- Stated problem: Within the records below, find each line that holds the string "name", then copy it.

### Listed entries

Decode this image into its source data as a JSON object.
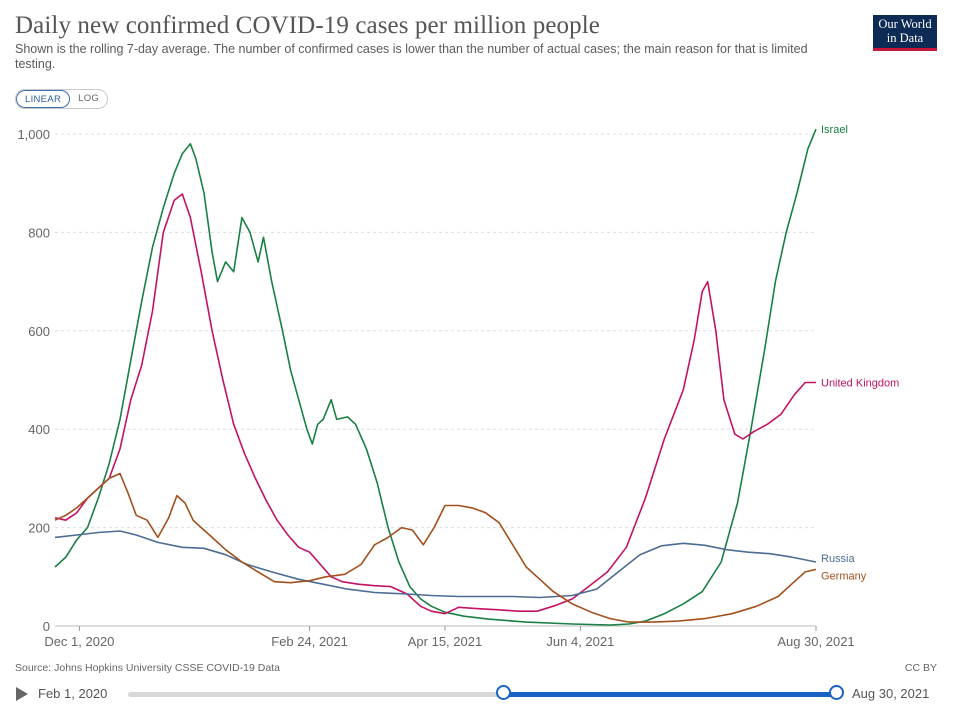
{
  "header": {
    "title": "Daily new confirmed COVID-19 cases per million people",
    "subtitle": "Shown is the rolling 7-day average. The number of confirmed cases is lower than the number of actual cases; the main reason for that is limited testing.",
    "logo_line1": "Our World",
    "logo_line2": "in Data"
  },
  "toggle": {
    "linear_label": "LINEAR",
    "log_label": "LOG",
    "active": "linear"
  },
  "footer": {
    "source": "Source: Johns Hopkins University CSSE COVID-19 Data",
    "license": "CC BY"
  },
  "timeline": {
    "start_label": "Feb 1, 2020",
    "end_label": "Aug 30, 2021",
    "selection_start_fraction": 0.529,
    "selection_end_fraction": 1.0
  },
  "colors": {
    "israel": "#1a8044",
    "uk": "#c31364",
    "russia": "#4d6c94",
    "germany": "#a3501d",
    "accent": "#1863c4",
    "grid": "#dddddd"
  },
  "chart_data": {
    "type": "line",
    "title": "Daily new confirmed COVID-19 cases per million people",
    "ylim": [
      0,
      1000
    ],
    "yticks": [
      0,
      200,
      400,
      600,
      800,
      1000
    ],
    "ytick_labels": [
      "0",
      "200",
      "400",
      "600",
      "800",
      "1,000"
    ],
    "xlim": [
      "2020-11-22",
      "2021-08-30"
    ],
    "xticks": [
      "2020-12-01",
      "2021-02-24",
      "2021-04-15",
      "2021-06-04",
      "2021-08-30"
    ],
    "xtick_labels": [
      "Dec 1, 2020",
      "Feb 24, 2021",
      "Apr 15, 2021",
      "Jun 4, 2021",
      "Aug 30, 2021"
    ],
    "grid": true,
    "legend": "line-end labels",
    "series": [
      {
        "name": "Israel",
        "points": [
          [
            "2020-11-22",
            120
          ],
          [
            "2020-11-26",
            140
          ],
          [
            "2020-11-30",
            175
          ],
          [
            "2020-12-04",
            200
          ],
          [
            "2020-12-08",
            260
          ],
          [
            "2020-12-12",
            330
          ],
          [
            "2020-12-16",
            420
          ],
          [
            "2020-12-20",
            540
          ],
          [
            "2020-12-24",
            660
          ],
          [
            "2020-12-28",
            770
          ],
          [
            "2021-01-01",
            850
          ],
          [
            "2021-01-05",
            920
          ],
          [
            "2021-01-08",
            960
          ],
          [
            "2021-01-11",
            980
          ],
          [
            "2021-01-13",
            950
          ],
          [
            "2021-01-16",
            880
          ],
          [
            "2021-01-19",
            760
          ],
          [
            "2021-01-21",
            700
          ],
          [
            "2021-01-24",
            740
          ],
          [
            "2021-01-27",
            720
          ],
          [
            "2021-01-30",
            830
          ],
          [
            "2021-02-02",
            800
          ],
          [
            "2021-02-05",
            740
          ],
          [
            "2021-02-07",
            790
          ],
          [
            "2021-02-10",
            700
          ],
          [
            "2021-02-14",
            600
          ],
          [
            "2021-02-17",
            520
          ],
          [
            "2021-02-20",
            460
          ],
          [
            "2021-02-23",
            400
          ],
          [
            "2021-02-25",
            370
          ],
          [
            "2021-02-27",
            410
          ],
          [
            "2021-03-01",
            420
          ],
          [
            "2021-03-04",
            460
          ],
          [
            "2021-03-06",
            420
          ],
          [
            "2021-03-10",
            425
          ],
          [
            "2021-03-13",
            410
          ],
          [
            "2021-03-17",
            360
          ],
          [
            "2021-03-21",
            290
          ],
          [
            "2021-03-25",
            200
          ],
          [
            "2021-03-29",
            130
          ],
          [
            "2021-04-02",
            80
          ],
          [
            "2021-04-06",
            55
          ],
          [
            "2021-04-10",
            40
          ],
          [
            "2021-04-15",
            28
          ],
          [
            "2021-04-22",
            20
          ],
          [
            "2021-05-01",
            14
          ],
          [
            "2021-05-15",
            8
          ],
          [
            "2021-06-01",
            4
          ],
          [
            "2021-06-15",
            2
          ],
          [
            "2021-06-22",
            4
          ],
          [
            "2021-06-28",
            10
          ],
          [
            "2021-07-05",
            25
          ],
          [
            "2021-07-12",
            45
          ],
          [
            "2021-07-19",
            70
          ],
          [
            "2021-07-26",
            130
          ],
          [
            "2021-08-01",
            250
          ],
          [
            "2021-08-06",
            400
          ],
          [
            "2021-08-11",
            560
          ],
          [
            "2021-08-15",
            700
          ],
          [
            "2021-08-19",
            800
          ],
          [
            "2021-08-23",
            880
          ],
          [
            "2021-08-27",
            970
          ],
          [
            "2021-08-30",
            1010
          ]
        ]
      },
      {
        "name": "United Kingdom",
        "points": [
          [
            "2020-11-22",
            220
          ],
          [
            "2020-11-26",
            215
          ],
          [
            "2020-11-30",
            230
          ],
          [
            "2020-12-04",
            260
          ],
          [
            "2020-12-08",
            280
          ],
          [
            "2020-12-12",
            300
          ],
          [
            "2020-12-16",
            360
          ],
          [
            "2020-12-20",
            460
          ],
          [
            "2020-12-24",
            530
          ],
          [
            "2020-12-28",
            640
          ],
          [
            "2021-01-01",
            800
          ],
          [
            "2021-01-05",
            865
          ],
          [
            "2021-01-08",
            878
          ],
          [
            "2021-01-11",
            830
          ],
          [
            "2021-01-15",
            720
          ],
          [
            "2021-01-19",
            600
          ],
          [
            "2021-01-23",
            500
          ],
          [
            "2021-01-27",
            410
          ],
          [
            "2021-01-31",
            350
          ],
          [
            "2021-02-04",
            300
          ],
          [
            "2021-02-08",
            255
          ],
          [
            "2021-02-12",
            215
          ],
          [
            "2021-02-16",
            185
          ],
          [
            "2021-02-20",
            160
          ],
          [
            "2021-02-24",
            150
          ],
          [
            "2021-02-28",
            125
          ],
          [
            "2021-03-04",
            100
          ],
          [
            "2021-03-08",
            90
          ],
          [
            "2021-03-14",
            85
          ],
          [
            "2021-03-20",
            82
          ],
          [
            "2021-03-26",
            80
          ],
          [
            "2021-04-01",
            65
          ],
          [
            "2021-04-06",
            40
          ],
          [
            "2021-04-10",
            30
          ],
          [
            "2021-04-15",
            25
          ],
          [
            "2021-04-20",
            38
          ],
          [
            "2021-04-28",
            35
          ],
          [
            "2021-05-05",
            33
          ],
          [
            "2021-05-12",
            30
          ],
          [
            "2021-05-19",
            30
          ],
          [
            "2021-05-26",
            42
          ],
          [
            "2021-06-01",
            55
          ],
          [
            "2021-06-07",
            80
          ],
          [
            "2021-06-14",
            110
          ],
          [
            "2021-06-21",
            160
          ],
          [
            "2021-06-28",
            260
          ],
          [
            "2021-07-05",
            380
          ],
          [
            "2021-07-12",
            480
          ],
          [
            "2021-07-16",
            580
          ],
          [
            "2021-07-19",
            680
          ],
          [
            "2021-07-21",
            700
          ],
          [
            "2021-07-24",
            600
          ],
          [
            "2021-07-27",
            460
          ],
          [
            "2021-07-31",
            390
          ],
          [
            "2021-08-03",
            380
          ],
          [
            "2021-08-07",
            395
          ],
          [
            "2021-08-12",
            410
          ],
          [
            "2021-08-17",
            430
          ],
          [
            "2021-08-22",
            470
          ],
          [
            "2021-08-26",
            495
          ],
          [
            "2021-08-30",
            495
          ]
        ]
      },
      {
        "name": "Russia",
        "points": [
          [
            "2020-11-22",
            180
          ],
          [
            "2020-11-30",
            185
          ],
          [
            "2020-12-08",
            190
          ],
          [
            "2020-12-16",
            193
          ],
          [
            "2020-12-22",
            185
          ],
          [
            "2020-12-30",
            170
          ],
          [
            "2021-01-08",
            160
          ],
          [
            "2021-01-16",
            158
          ],
          [
            "2021-01-24",
            145
          ],
          [
            "2021-02-01",
            125
          ],
          [
            "2021-02-10",
            110
          ],
          [
            "2021-02-20",
            95
          ],
          [
            "2021-03-01",
            85
          ],
          [
            "2021-03-10",
            75
          ],
          [
            "2021-03-20",
            68
          ],
          [
            "2021-04-01",
            65
          ],
          [
            "2021-04-10",
            62
          ],
          [
            "2021-04-20",
            60
          ],
          [
            "2021-05-01",
            60
          ],
          [
            "2021-05-10",
            60
          ],
          [
            "2021-05-20",
            58
          ],
          [
            "2021-06-01",
            62
          ],
          [
            "2021-06-10",
            75
          ],
          [
            "2021-06-18",
            110
          ],
          [
            "2021-06-26",
            145
          ],
          [
            "2021-07-04",
            163
          ],
          [
            "2021-07-12",
            168
          ],
          [
            "2021-07-20",
            164
          ],
          [
            "2021-07-28",
            155
          ],
          [
            "2021-08-05",
            150
          ],
          [
            "2021-08-13",
            147
          ],
          [
            "2021-08-21",
            140
          ],
          [
            "2021-08-30",
            130
          ]
        ]
      },
      {
        "name": "Germany",
        "points": [
          [
            "2020-11-22",
            215
          ],
          [
            "2020-11-26",
            225
          ],
          [
            "2020-11-30",
            240
          ],
          [
            "2020-12-04",
            260
          ],
          [
            "2020-12-08",
            280
          ],
          [
            "2020-12-12",
            300
          ],
          [
            "2020-12-16",
            310
          ],
          [
            "2020-12-19",
            270
          ],
          [
            "2020-12-22",
            225
          ],
          [
            "2020-12-26",
            215
          ],
          [
            "2020-12-30",
            180
          ],
          [
            "2021-01-03",
            220
          ],
          [
            "2021-01-06",
            265
          ],
          [
            "2021-01-09",
            250
          ],
          [
            "2021-01-12",
            215
          ],
          [
            "2021-01-15",
            200
          ],
          [
            "2021-01-19",
            180
          ],
          [
            "2021-01-24",
            155
          ],
          [
            "2021-01-30",
            130
          ],
          [
            "2021-02-05",
            110
          ],
          [
            "2021-02-11",
            90
          ],
          [
            "2021-02-17",
            88
          ],
          [
            "2021-02-24",
            92
          ],
          [
            "2021-03-02",
            100
          ],
          [
            "2021-03-09",
            105
          ],
          [
            "2021-03-15",
            125
          ],
          [
            "2021-03-20",
            165
          ],
          [
            "2021-03-25",
            180
          ],
          [
            "2021-03-30",
            200
          ],
          [
            "2021-04-03",
            195
          ],
          [
            "2021-04-07",
            165
          ],
          [
            "2021-04-11",
            200
          ],
          [
            "2021-04-15",
            245
          ],
          [
            "2021-04-20",
            245
          ],
          [
            "2021-04-25",
            240
          ],
          [
            "2021-04-30",
            230
          ],
          [
            "2021-05-05",
            210
          ],
          [
            "2021-05-10",
            165
          ],
          [
            "2021-05-15",
            120
          ],
          [
            "2021-05-20",
            95
          ],
          [
            "2021-05-25",
            70
          ],
          [
            "2021-06-01",
            45
          ],
          [
            "2021-06-08",
            28
          ],
          [
            "2021-06-15",
            15
          ],
          [
            "2021-06-22",
            8
          ],
          [
            "2021-07-01",
            8
          ],
          [
            "2021-07-10",
            10
          ],
          [
            "2021-07-20",
            15
          ],
          [
            "2021-07-30",
            25
          ],
          [
            "2021-08-08",
            40
          ],
          [
            "2021-08-16",
            60
          ],
          [
            "2021-08-22",
            90
          ],
          [
            "2021-08-26",
            110
          ],
          [
            "2021-08-30",
            115
          ]
        ]
      }
    ]
  }
}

######

- Finished task:
        "name": "Israel",
        "name": "United Kingdom",
        "name": "Russia",
        "name": "Germany",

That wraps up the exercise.